[Data items]

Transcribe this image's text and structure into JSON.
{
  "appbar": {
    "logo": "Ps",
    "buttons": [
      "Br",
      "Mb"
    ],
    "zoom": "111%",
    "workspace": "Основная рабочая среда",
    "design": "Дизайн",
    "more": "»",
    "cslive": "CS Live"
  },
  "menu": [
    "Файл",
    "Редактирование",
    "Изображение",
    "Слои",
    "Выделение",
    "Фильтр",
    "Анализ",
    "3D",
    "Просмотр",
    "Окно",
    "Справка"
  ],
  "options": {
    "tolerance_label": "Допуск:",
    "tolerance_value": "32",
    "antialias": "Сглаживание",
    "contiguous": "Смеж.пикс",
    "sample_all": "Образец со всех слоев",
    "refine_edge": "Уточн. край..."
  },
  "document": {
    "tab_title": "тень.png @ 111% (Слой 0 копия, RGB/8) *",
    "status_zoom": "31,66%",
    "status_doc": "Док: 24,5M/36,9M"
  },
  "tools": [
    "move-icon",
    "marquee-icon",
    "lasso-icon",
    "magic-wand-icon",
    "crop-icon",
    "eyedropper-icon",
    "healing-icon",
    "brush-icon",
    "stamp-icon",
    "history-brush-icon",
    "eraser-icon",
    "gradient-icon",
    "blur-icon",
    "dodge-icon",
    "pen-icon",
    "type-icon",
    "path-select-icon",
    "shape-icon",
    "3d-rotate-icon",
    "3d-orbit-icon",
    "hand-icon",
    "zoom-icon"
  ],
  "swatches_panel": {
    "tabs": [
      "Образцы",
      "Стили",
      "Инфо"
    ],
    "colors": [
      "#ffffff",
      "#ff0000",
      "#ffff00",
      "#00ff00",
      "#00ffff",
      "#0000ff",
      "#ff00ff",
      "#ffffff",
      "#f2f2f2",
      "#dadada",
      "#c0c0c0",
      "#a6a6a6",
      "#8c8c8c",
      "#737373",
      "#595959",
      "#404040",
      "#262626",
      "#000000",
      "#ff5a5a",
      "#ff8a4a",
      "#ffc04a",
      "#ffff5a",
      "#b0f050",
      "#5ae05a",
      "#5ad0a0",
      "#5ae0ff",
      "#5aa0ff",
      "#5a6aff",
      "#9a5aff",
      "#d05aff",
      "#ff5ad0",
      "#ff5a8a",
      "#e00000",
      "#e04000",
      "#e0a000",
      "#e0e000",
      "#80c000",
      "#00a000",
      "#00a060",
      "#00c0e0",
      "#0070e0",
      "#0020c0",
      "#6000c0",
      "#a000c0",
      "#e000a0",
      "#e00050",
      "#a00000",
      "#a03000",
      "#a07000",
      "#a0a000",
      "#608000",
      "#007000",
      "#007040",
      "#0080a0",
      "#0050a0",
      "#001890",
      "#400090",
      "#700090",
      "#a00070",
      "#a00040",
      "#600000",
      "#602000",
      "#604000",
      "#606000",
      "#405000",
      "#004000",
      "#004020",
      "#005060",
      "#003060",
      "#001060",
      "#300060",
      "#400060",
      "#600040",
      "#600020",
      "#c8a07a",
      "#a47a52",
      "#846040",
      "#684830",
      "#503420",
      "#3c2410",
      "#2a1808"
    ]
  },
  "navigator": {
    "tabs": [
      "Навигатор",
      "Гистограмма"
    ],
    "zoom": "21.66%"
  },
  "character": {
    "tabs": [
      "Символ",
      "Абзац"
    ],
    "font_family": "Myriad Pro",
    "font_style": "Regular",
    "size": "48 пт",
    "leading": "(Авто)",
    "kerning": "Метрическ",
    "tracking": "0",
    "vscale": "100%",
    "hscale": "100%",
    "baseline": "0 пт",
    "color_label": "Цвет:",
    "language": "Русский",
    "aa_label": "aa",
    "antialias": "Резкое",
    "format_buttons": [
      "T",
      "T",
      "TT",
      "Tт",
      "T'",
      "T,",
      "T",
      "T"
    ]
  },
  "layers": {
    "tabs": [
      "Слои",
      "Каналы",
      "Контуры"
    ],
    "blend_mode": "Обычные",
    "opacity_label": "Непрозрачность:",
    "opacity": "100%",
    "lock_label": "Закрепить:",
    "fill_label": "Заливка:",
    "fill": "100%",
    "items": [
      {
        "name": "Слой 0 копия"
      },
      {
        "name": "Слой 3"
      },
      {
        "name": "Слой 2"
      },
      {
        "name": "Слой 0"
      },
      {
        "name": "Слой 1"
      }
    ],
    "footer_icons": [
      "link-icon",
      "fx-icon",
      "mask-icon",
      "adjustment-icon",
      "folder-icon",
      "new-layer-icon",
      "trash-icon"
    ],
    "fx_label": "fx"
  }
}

■ TASK ■
Isolate the lines that hold the word "name" and copy all of them.

■ TASK SOLUTION ■
        "name": "Слой 0 копия"
        "name": "Слой 3"
        "name": "Слой 2"
        "name": "Слой 0"
        "name": "Слой 1"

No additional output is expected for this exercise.